EXERCISE PROMPT. Please copy out the entries from the line with "field-label: Find what:: [30, 90, 97, 102]" to the line with "caret-icon: [225, 208, 236, 214]" again, character for character.

DATA.
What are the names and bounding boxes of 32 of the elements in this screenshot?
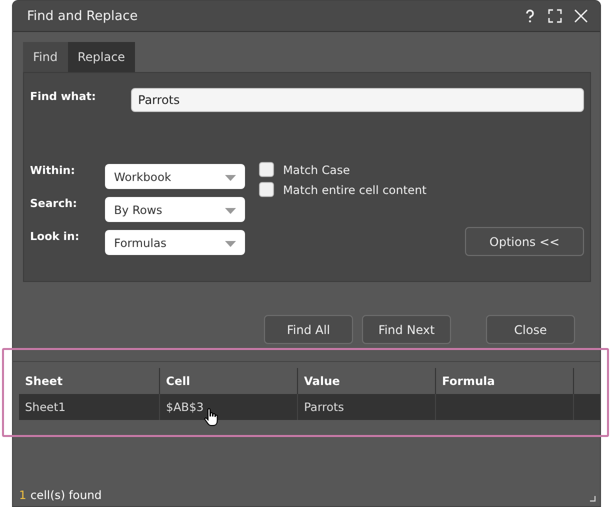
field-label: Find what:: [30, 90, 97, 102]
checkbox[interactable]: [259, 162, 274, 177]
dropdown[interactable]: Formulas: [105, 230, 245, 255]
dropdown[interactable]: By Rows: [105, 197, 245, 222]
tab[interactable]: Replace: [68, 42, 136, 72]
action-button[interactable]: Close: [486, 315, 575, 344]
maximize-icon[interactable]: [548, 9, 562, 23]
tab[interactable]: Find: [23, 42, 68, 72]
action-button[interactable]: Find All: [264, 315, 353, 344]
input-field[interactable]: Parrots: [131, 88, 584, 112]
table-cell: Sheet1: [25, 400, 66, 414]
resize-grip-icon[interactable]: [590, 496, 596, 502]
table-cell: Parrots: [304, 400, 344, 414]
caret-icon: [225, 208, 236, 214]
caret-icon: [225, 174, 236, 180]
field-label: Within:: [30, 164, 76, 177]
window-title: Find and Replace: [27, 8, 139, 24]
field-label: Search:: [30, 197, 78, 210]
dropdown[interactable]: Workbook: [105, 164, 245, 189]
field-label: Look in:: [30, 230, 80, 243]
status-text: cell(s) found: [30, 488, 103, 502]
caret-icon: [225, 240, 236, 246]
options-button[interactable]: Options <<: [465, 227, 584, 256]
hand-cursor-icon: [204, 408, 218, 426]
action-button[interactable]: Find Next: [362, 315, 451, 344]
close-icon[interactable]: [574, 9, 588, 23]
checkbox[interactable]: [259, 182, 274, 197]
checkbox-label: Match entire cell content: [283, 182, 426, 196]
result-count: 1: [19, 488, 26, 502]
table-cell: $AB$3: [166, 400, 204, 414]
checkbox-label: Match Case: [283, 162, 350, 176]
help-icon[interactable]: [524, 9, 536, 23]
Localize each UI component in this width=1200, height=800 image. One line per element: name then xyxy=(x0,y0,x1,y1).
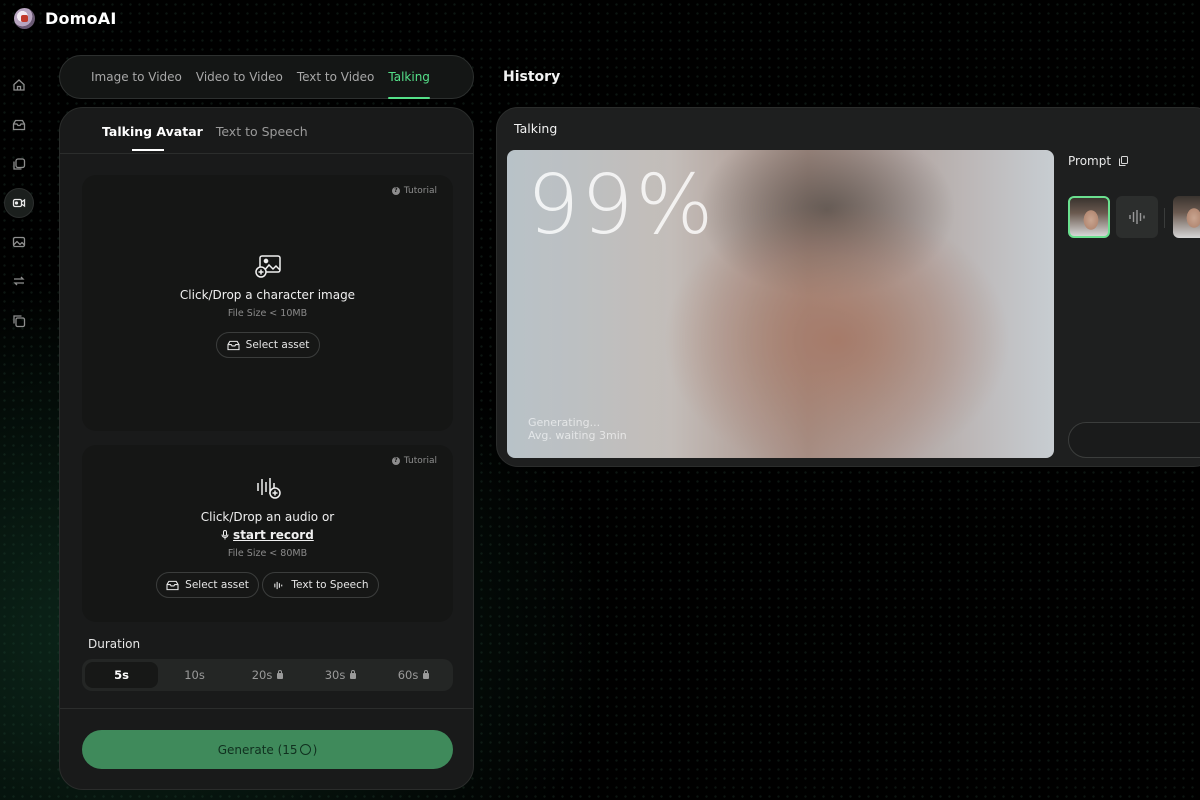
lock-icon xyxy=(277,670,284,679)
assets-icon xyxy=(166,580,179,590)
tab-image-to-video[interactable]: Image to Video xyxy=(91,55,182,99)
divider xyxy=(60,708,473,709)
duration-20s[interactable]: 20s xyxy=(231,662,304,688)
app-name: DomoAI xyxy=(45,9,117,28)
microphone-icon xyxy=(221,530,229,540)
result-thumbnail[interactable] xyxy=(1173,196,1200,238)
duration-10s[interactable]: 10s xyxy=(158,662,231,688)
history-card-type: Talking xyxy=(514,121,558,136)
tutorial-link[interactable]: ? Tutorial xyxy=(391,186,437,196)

SOLUTION TO THE PROBLEM.
field-label: Find what:: [30, 90, 97, 102]
checkbox[interactable]: [259, 162, 274, 177]
dropdown[interactable]: Formulas: [105, 230, 245, 255]
dropdown[interactable]: By Rows: [105, 197, 245, 222]
tab[interactable]: Replace: [68, 42, 136, 72]
action-button[interactable]: Close: [486, 315, 575, 344]
maximize-icon[interactable]: [548, 9, 562, 23]
tab[interactable]: Find: [23, 42, 68, 72]
action-button[interactable]: Find All: [264, 315, 353, 344]
input-field[interactable]: Parrots: [131, 88, 584, 112]
table-cell: Sheet1: [25, 400, 66, 414]
resize-grip-icon[interactable]: [590, 496, 596, 502]
table-cell: Parrots: [304, 400, 344, 414]
caret-icon: [225, 208, 236, 214]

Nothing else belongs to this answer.